### Task to carry out:
Reproduce the listing below with every instance of "legend-item" renamed to "legend-entry" and all other text left unchanged. Omit the pictures.

### Data for this exercise:

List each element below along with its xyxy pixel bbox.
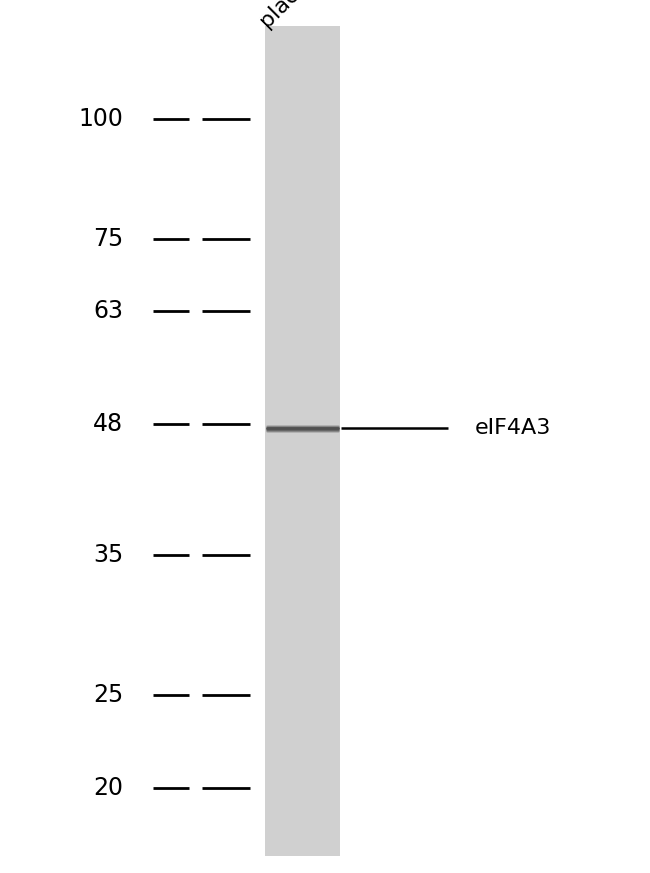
Text: 35: 35 [93,543,124,567]
Text: 25: 25 [93,684,124,707]
Bar [265,26,339,856]
Text: 20: 20 [94,776,124,800]
Text: 63: 63 [94,299,124,323]
Text: 48: 48 [94,412,124,436]
Text: placenta: placenta [255,0,338,31]
Text: 100: 100 [79,107,124,131]
Text: eIF4A3: eIF4A3 [474,418,551,438]
Text: 75: 75 [93,226,124,251]
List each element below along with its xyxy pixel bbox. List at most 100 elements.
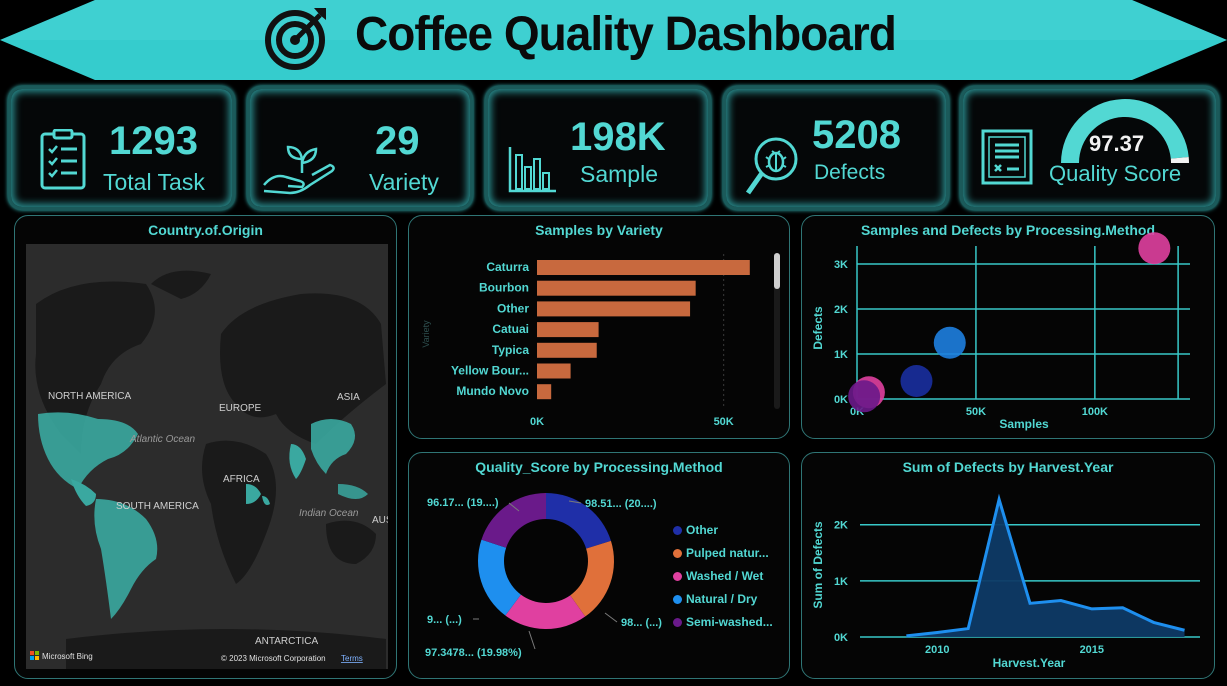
data-label-leader: [528, 630, 536, 650]
donut-panel: Quality_Score by Processing.Method 98.51…: [408, 452, 790, 679]
kpi-total-task: 1293 Total Task: [8, 86, 235, 210]
map-label-antarctica: ANTARCTICA: [255, 636, 318, 647]
map-panel: Country.of.Origin NORTH AMERICA EUROPE A…: [14, 215, 397, 679]
legend-swatch: [673, 571, 682, 581]
legend-item[interactable]: Pulped natur...: [673, 546, 769, 560]
x-tick-label: 50K: [966, 406, 986, 418]
scatter-point: [848, 380, 881, 413]
kpi-label: Variety: [369, 169, 439, 195]
bar-chart-scrollbar[interactable]: [774, 253, 780, 409]
bar: [537, 384, 552, 400]
map-label-africa: AFRICA: [223, 474, 260, 485]
map-terms-link[interactable]: Terms: [341, 654, 363, 663]
kpi-sample: 198K Sample: [485, 86, 711, 210]
kpi-label: Quality Score: [1049, 161, 1182, 186]
bar-chart-title: Samples by Variety: [535, 222, 663, 238]
legend-item[interactable]: Natural / Dry: [673, 592, 757, 606]
legend-swatch: [673, 617, 682, 627]
x-tick-label: 50K: [714, 416, 734, 428]
legend-label: Natural / Dry: [686, 592, 758, 606]
legend-item[interactable]: Washed / Wet: [673, 569, 763, 583]
y-axis-label: Sum of Defects: [811, 521, 825, 609]
donut-slice: [570, 540, 614, 617]
map-title: Country.of.Origin: [148, 222, 263, 238]
scatter-point: [900, 365, 933, 397]
quality-score-donut: 98.51... (20....) 98... (...) 97.3478... (…: [425, 493, 662, 659]
header-banner: [0, 0, 1227, 80]
map-label-asia: ASIA: [337, 392, 360, 403]
map-label-aus: AUS: [372, 515, 388, 526]
bar-category-label: Typica: [492, 343, 529, 357]
legend-item[interactable]: Other: [673, 523, 718, 537]
map-label-indian: Indian Ocean: [299, 508, 359, 519]
defects-by-year-chart: 0K 1K 2K 2010 2015 Harvest.Year Sum of Defects: [811, 493, 1200, 670]
legend-swatch: [673, 525, 682, 535]
page-title: Coffee Quality Dashboard: [355, 5, 897, 61]
area-title: Sum of Defects by Harvest.Year: [902, 459, 1114, 475]
bar-chart-panel: Samples by Variety Caturra Bourbon Other Ca…: [408, 215, 790, 439]
y-tick-label: 3K: [834, 259, 848, 271]
bar-category-label: Yellow Bour...: [451, 364, 529, 378]
donut-slice: [505, 594, 586, 629]
map-label-europe: EUROPE: [219, 403, 262, 414]
certificate-icon: [981, 129, 1033, 185]
area-line: [906, 493, 1185, 638]
bar: [537, 260, 750, 275]
y-tick-label: 2K: [834, 520, 848, 532]
x-tick-label: 2015: [1080, 644, 1104, 656]
kpi-label: Sample: [580, 161, 658, 187]
map-copyright: © 2023 Microsoft Corporation: [221, 654, 326, 663]
gauge-fill: [1061, 98, 1189, 163]
scatter-point: [1138, 232, 1171, 265]
donut-title: Quality_Score by Processing.Method: [475, 459, 723, 475]
scrollbar-thumb[interactable]: [774, 253, 780, 289]
bar: [537, 363, 571, 379]
x-tick-label: 2010: [925, 644, 949, 656]
y-tick-label: 0K: [834, 632, 848, 644]
donut-data-label: 97.3478... (19.98%): [425, 647, 522, 659]
kpi-value: 198K: [570, 115, 666, 159]
scatter-title: Samples and Defects by Processing.Method: [860, 222, 1156, 238]
kpi-quality-score: 97.37 Quality Score: [960, 86, 1219, 210]
bar-category-label: Catuai: [492, 322, 529, 336]
plant-hand-icon: [263, 145, 335, 195]
legend-label: Washed / Wet: [686, 569, 764, 583]
kpi-variety: 29 Variety: [247, 86, 473, 210]
scatter-panel: Samples and Defects by Processing.Method…: [801, 215, 1215, 439]
samples-by-variety-chart: Caturra Bourbon Other Catuai Typica Yellow Bo…: [421, 254, 750, 428]
bug-magnifier-icon: [745, 137, 798, 195]
donut-slice: [478, 539, 521, 616]
y-axis-label: Defects: [811, 306, 825, 350]
legend-item[interactable]: Semi-washed...: [673, 615, 773, 629]
x-axis-label: Harvest.Year: [993, 656, 1066, 670]
legend-swatch: [673, 594, 682, 604]
y-tick-label: 1K: [834, 349, 848, 361]
checklist-icon: [40, 129, 86, 190]
target-icon: [265, 8, 326, 70]
x-tick-label: 100K: [1082, 406, 1108, 418]
legend-swatch: [673, 548, 682, 558]
x-tick-label: 0K: [530, 416, 544, 428]
bar-category-label: Caturra: [486, 260, 529, 274]
bar: [537, 280, 696, 296]
world-map[interactable]: NORTH AMERICA EUROPE ASIA AFRICA SOUTH A…: [26, 244, 388, 669]
bar-chart-icon: [508, 147, 556, 193]
donut-slice: [481, 493, 546, 548]
data-label-leader: [568, 500, 582, 504]
bar-category-label: Mundo Novo: [456, 384, 529, 398]
quality-gauge: [1061, 98, 1189, 163]
kpi-value: 29: [375, 119, 420, 163]
data-label-leader: [508, 502, 520, 512]
scatter-point: [933, 326, 966, 359]
donut-data-label: 9... (...): [427, 614, 462, 626]
map-label-atlantic: Atlantic Ocean: [129, 434, 195, 445]
kpi-value: 5208: [812, 113, 901, 157]
donut-data-label: 98.51... (20....): [585, 498, 657, 510]
area-panel: Sum of Defects by Harvest.Year 0K 1K 2K 201…: [801, 452, 1215, 679]
bar: [537, 301, 691, 317]
y-tick-label: 1K: [834, 576, 848, 588]
gauge-remainder: [1170, 156, 1189, 163]
bar-category-label: Bourbon: [479, 281, 529, 295]
y-tick-label: 2K: [834, 304, 848, 316]
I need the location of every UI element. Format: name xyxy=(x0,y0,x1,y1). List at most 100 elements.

### The reply:
List each element below along with its xyxy pixel bbox.
Text: 35: 35 [93,543,124,567]
Text: 25: 25 [93,684,124,707]
Bar [265,26,339,856]
Text: 20: 20 [94,776,124,800]
Text: 63: 63 [94,299,124,323]
Text: 48: 48 [94,412,124,436]
Text: placenta: placenta [255,0,338,31]
Text: 100: 100 [79,107,124,131]
Text: eIF4A3: eIF4A3 [474,418,551,438]
Text: 75: 75 [93,226,124,251]
List each element below along with its xyxy pixel bbox. List at most 100 elements.
data-label-leader: [528, 630, 536, 650]
donut-panel: Quality_Score by Processing.Method 98.51…: [408, 452, 790, 679]
kpi-total-task: 1293 Total Task: [8, 86, 235, 210]
map-label-antarctica: ANTARCTICA: [255, 636, 318, 647]
map-panel: Country.of.Origin NORTH AMERICA EUROPE A…: [14, 215, 397, 679]
legend-swatch: [673, 571, 682, 581]
legend-entry[interactable]: Pulped natur...: [673, 546, 769, 560]
x-tick-label: 50K: [966, 406, 986, 418]
scatter-point: [848, 380, 881, 413]
kpi-label: Variety: [369, 169, 439, 195]
bar-chart-scrollbar[interactable]: [774, 253, 780, 409]
bar: [537, 384, 552, 400]
map-label-africa: AFRICA: [223, 474, 260, 485]
map-terms-link[interactable]: Terms: [341, 654, 363, 663]
kpi-sample: 198K Sample: [485, 86, 711, 210]
kpi-label: Quality Score: [1049, 161, 1182, 186]
bar-chart-title: Samples by Variety: [535, 222, 663, 238]
legend-entry[interactable]: Natural / Dry: [673, 592, 757, 606]
legend-swatch: [673, 617, 682, 627]
x-tick-label: 50K: [714, 416, 734, 428]
legend-label: Natural / Dry: [686, 592, 758, 606]
legend-entry[interactable]: Washed / Wet: [673, 569, 763, 583]
y-axis-label: Sum of Defects: [811, 521, 825, 609]
donut-slice: [570, 540, 614, 617]
map-title: Country.of.Origin: [148, 222, 263, 238]
scatter-point: [900, 365, 933, 397]
quality-score-donut: 98.51... (20....) 98... (...) 97.3478... (…: [425, 493, 662, 659]
header-banner: [0, 0, 1227, 80]
map-label-asia: ASIA: [337, 392, 360, 403]
map-label-aus: AUS: [372, 515, 388, 526]
bar-category-label: Typica: [492, 343, 529, 357]
legend-entry[interactable]: Other: [673, 523, 718, 537]
map-label-indian: Indian Ocean: [299, 508, 359, 519]
defects-by-year-chart: 0K 1K 2K 2010 2015 Harvest.Year Sum of Defects: [811, 493, 1200, 670]
legend-swatch: [673, 525, 682, 535]
page-title: Coffee Quality Dashboard: [355, 5, 897, 61]
area-title: Sum of Defects by Harvest.Year: [902, 459, 1114, 475]
bar-chart-panel: Samples by Variety Caturra Bourbon Other Ca…: [408, 215, 790, 439]
y-tick-label: 3K: [834, 259, 848, 271]
bar-category-label: Yellow Bour...: [451, 364, 529, 378]
donut-slice: [505, 594, 586, 629]
map-label-europe: EUROPE: [219, 403, 262, 414]
certificate-icon: [981, 129, 1033, 185]
area-line: [906, 493, 1185, 638]
bar: [537, 260, 750, 275]
y-tick-label: 2K: [834, 520, 848, 532]
x-tick-label: 2015: [1080, 644, 1104, 656]
kpi-label: Sample: [580, 161, 658, 187]
map-copyright: © 2023 Microsoft Corporation: [221, 654, 326, 663]
gauge-fill: [1061, 98, 1189, 163]
scatter-point: [1138, 232, 1171, 265]
donut-title: Quality_Score by Processing.Method: [475, 459, 723, 475]
scrollbar-thumb[interactable]: [774, 253, 780, 289]
bar: [537, 363, 571, 379]
x-tick-label: 2010: [925, 644, 949, 656]
y-tick-label: 0K: [834, 632, 848, 644]
donut-data-label: 97.3478... (19.98%): [425, 647, 522, 659]
kpi-value: 198K: [570, 115, 666, 159]
scatter-title: Samples and Defects by Processing.Method: [860, 222, 1156, 238]
kpi-quality-score: 97.37 Quality Score: [960, 86, 1219, 210]
bar-category-label: Catuai: [492, 322, 529, 336]
plant-hand-icon: [263, 145, 335, 195]
legend-label: Washed / Wet: [686, 569, 764, 583]
kpi-variety: 29 Variety: [247, 86, 473, 210]
scatter-panel: Samples and Defects by Processing.Method…: [801, 215, 1215, 439]
samples-by-variety-chart: Caturra Bourbon Other Catuai Typica Yellow Bo…: [421, 254, 750, 428]
bug-magnifier-icon: [745, 137, 798, 195]
donut-slice: [478, 539, 521, 616]
y-axis-label: Defects: [811, 306, 825, 350]
legend-entry[interactable]: Semi-washed...: [673, 615, 773, 629]
x-axis-label: Harvest.Year: [993, 656, 1066, 670]
legend-swatch: [673, 594, 682, 604]
y-tick-label: 1K: [834, 349, 848, 361]
checklist-icon: [40, 129, 86, 190]
target-icon: [265, 8, 326, 70]
x-tick-label: 100K: [1082, 406, 1108, 418]
legend-swatch: [673, 548, 682, 558]
x-tick-label: 0K: [530, 416, 544, 428]
bar-category-label: Caturra: [486, 260, 529, 274]
bar: [537, 280, 696, 296]
world-map[interactable]: NORTH AMERICA EUROPE ASIA AFRICA SOUTH A…: [26, 244, 388, 669]
bar-chart-icon: [508, 147, 556, 193]
donut-slice: [481, 493, 546, 548]
data-label-leader: [568, 500, 582, 504]
bar-category-label: Mundo Novo: [456, 384, 529, 398]
quality-gauge: [1061, 98, 1189, 163]
kpi-value: 29: [375, 119, 420, 163]
data-label-leader: [508, 502, 520, 512]
scatter-point: [933, 326, 966, 359]
donut-data-label: 9... (...): [427, 614, 462, 626]
map-label-atlantic: Atlantic Ocean: [129, 434, 195, 445]
kpi-value: 5208: [812, 113, 901, 157]
donut-data-label: 98.51... (20....): [585, 498, 657, 510]
area-panel: Sum of Defects by Harvest.Year 0K 1K 2K 201…: [801, 452, 1215, 679]
bar: [537, 301, 691, 317]
y-tick-label: 1K: [834, 576, 848, 588]
gauge-remainder: [1170, 156, 1189, 163]
bar-category-label: Bourbon: [479, 281, 529, 295]
y-tick-label: 2K: [834, 304, 848, 316]
I need the location of every UI element. Format: name xyxy=(x0,y0,x1,y1). List at most 100 elements.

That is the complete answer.